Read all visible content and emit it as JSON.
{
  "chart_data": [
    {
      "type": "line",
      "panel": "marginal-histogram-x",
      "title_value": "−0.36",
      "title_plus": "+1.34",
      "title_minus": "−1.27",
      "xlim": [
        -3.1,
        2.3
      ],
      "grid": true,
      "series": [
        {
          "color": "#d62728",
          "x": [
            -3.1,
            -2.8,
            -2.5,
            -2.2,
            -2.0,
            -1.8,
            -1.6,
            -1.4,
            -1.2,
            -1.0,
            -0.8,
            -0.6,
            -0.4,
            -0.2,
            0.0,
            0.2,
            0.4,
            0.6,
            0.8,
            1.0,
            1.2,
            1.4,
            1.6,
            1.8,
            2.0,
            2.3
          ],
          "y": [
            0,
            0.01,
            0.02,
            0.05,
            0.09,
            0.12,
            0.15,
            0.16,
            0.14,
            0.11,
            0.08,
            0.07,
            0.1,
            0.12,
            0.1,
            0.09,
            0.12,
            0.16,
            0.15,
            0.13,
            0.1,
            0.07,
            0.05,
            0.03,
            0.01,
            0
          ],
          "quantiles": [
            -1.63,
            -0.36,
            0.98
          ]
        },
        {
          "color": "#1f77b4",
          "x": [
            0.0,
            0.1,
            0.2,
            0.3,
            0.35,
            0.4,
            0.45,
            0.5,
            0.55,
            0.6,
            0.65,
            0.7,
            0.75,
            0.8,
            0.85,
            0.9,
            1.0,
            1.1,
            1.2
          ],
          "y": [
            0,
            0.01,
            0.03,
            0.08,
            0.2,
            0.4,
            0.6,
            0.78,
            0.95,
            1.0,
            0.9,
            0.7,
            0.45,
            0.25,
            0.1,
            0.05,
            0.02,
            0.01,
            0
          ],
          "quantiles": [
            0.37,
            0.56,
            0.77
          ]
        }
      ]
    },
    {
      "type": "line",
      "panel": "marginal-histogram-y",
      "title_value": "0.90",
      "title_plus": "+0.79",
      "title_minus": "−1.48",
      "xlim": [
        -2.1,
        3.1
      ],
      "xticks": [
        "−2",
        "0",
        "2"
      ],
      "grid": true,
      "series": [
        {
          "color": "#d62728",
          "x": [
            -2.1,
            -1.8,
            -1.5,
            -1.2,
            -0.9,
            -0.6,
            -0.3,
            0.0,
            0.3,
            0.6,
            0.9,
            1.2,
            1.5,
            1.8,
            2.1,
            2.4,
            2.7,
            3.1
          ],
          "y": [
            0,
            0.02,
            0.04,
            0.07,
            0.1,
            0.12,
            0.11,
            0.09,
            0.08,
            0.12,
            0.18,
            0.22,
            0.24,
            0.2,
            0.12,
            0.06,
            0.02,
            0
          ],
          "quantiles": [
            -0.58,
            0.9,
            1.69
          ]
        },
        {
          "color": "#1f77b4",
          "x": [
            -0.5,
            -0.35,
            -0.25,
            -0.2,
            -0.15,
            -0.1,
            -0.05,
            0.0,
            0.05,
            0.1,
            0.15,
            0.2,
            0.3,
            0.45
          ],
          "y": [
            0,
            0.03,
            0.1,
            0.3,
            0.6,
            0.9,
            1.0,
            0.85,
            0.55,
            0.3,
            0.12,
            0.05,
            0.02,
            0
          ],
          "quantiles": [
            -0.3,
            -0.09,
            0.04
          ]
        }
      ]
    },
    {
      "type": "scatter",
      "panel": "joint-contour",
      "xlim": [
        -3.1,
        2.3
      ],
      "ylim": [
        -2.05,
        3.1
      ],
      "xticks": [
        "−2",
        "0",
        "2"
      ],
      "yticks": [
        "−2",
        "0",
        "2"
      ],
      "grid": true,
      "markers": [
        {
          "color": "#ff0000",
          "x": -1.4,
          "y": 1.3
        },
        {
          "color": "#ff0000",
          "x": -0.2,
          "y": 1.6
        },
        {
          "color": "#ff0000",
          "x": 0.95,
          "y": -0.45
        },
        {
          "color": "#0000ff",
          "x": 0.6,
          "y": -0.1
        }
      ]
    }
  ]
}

————————

Exercise task: Write out every entry exactly as given.

Task answer:
Read all visible content and emit it as JSON.
{
  "chart_data": [
    {
      "type": "line",
      "panel": "marginal-histogram-x",
      "title_value": "−0.36",
      "title_plus": "+1.34",
      "title_minus": "−1.27",
      "xlim": [
        -3.1,
        2.3
      ],
      "grid": true,
      "series": [
        {
          "color": "#d62728",
          "x": [
            -3.1,
            -2.8,
            -2.5,
            -2.2,
            -2.0,
            -1.8,
            -1.6,
            -1.4,
            -1.2,
            -1.0,
            -0.8,
            -0.6,
            -0.4,
            -0.2,
            0.0,
            0.2,
            0.4,
            0.6,
            0.8,
            1.0,
            1.2,
            1.4,
            1.6,
            1.8,
            2.0,
            2.3
          ],
          "y": [
            0,
            0.01,
            0.02,
            0.05,
            0.09,
            0.12,
            0.15,
            0.16,
            0.14,
            0.11,
            0.08,
            0.07,
            0.1,
            0.12,
            0.1,
            0.09,
            0.12,
            0.16,
            0.15,
            0.13,
            0.1,
            0.07,
            0.05,
            0.03,
            0.01,
            0
          ],
          "quantiles": [
            -1.63,
            -0.36,
            0.98
          ]
        },
        {
          "color": "#1f77b4",
          "x": [
            0.0,
            0.1,
            0.2,
            0.3,
            0.35,
            0.4,
            0.45,
            0.5,
            0.55,
            0.6,
            0.65,
            0.7,
            0.75,
            0.8,
            0.85,
            0.9,
            1.0,
            1.1,
            1.2
          ],
          "y": [
            0,
            0.01,
            0.03,
            0.08,
            0.2,
            0.4,
            0.6,
            0.78,
            0.95,
            1.0,
            0.9,
            0.7,
            0.45,
            0.25,
            0.1,
            0.05,
            0.02,
            0.01,
            0
          ],
          "quantiles": [
            0.37,
            0.56,
            0.77
          ]
        }
      ]
    },
    {
      "type": "line",
      "panel": "marginal-histogram-y",
      "title_value": "0.90",
      "title_plus": "+0.79",
      "title_minus": "−1.48",
      "xlim": [
        -2.1,
        3.1
      ],
      "xticks": [
        "−2",
        "0",
        "2"
      ],
      "grid": true,
      "series": [
        {
          "color": "#d62728",
          "x": [
            -2.1,
            -1.8,
            -1.5,
            -1.2,
            -0.9,
            -0.6,
            -0.3,
            0.0,
            0.3,
            0.6,
            0.9,
            1.2,
            1.5,
            1.8,
            2.1,
            2.4,
            2.7,
            3.1
          ],
          "y": [
            0,
            0.02,
            0.04,
            0.07,
            0.1,
            0.12,
            0.11,
            0.09,
            0.08,
            0.12,
            0.18,
            0.22,
            0.24,
            0.2,
            0.12,
            0.06,
            0.02,
            0
          ],
          "quantiles": [
            -0.58,
            0.9,
            1.69
          ]
        },
        {
          "color": "#1f77b4",
          "x": [
            -0.5,
            -0.35,
            -0.25,
            -0.2,
            -0.15,
            -0.1,
            -0.05,
            0.0,
            0.05,
            0.1,
            0.15,
            0.2,
            0.3,
            0.45
          ],
          "y": [
            0,
            0.03,
            0.1,
            0.3,
            0.6,
            0.9,
            1.0,
            0.85,
            0.55,
            0.3,
            0.12,
            0.05,
            0.02,
            0
          ],
          "quantiles": [
            -0.3,
            -0.09,
            0.04
          ]
        }
      ]
    },
    {
      "type": "scatter",
      "panel": "joint-contour",
      "xlim": [
        -3.1,
        2.3
      ],
      "ylim": [
        -2.05,
        3.1
      ],
      "xticks": [
        "−2",
        "0",
        "2"
      ],
      "yticks": [
        "−2",
        "0",
        "2"
      ],
      "grid": true,
      "markers": [
        {
          "color": "#ff0000",
          "x": -1.4,
          "y": 1.3
        },
        {
          "color": "#ff0000",
          "x": -0.2,
          "y": 1.6
        },
        {
          "color": "#ff0000",
          "x": 0.95,
          "y": -0.45
        },
        {
          "color": "#0000ff",
          "x": 0.6,
          "y": -0.1
        }
      ]
    }
  ]
}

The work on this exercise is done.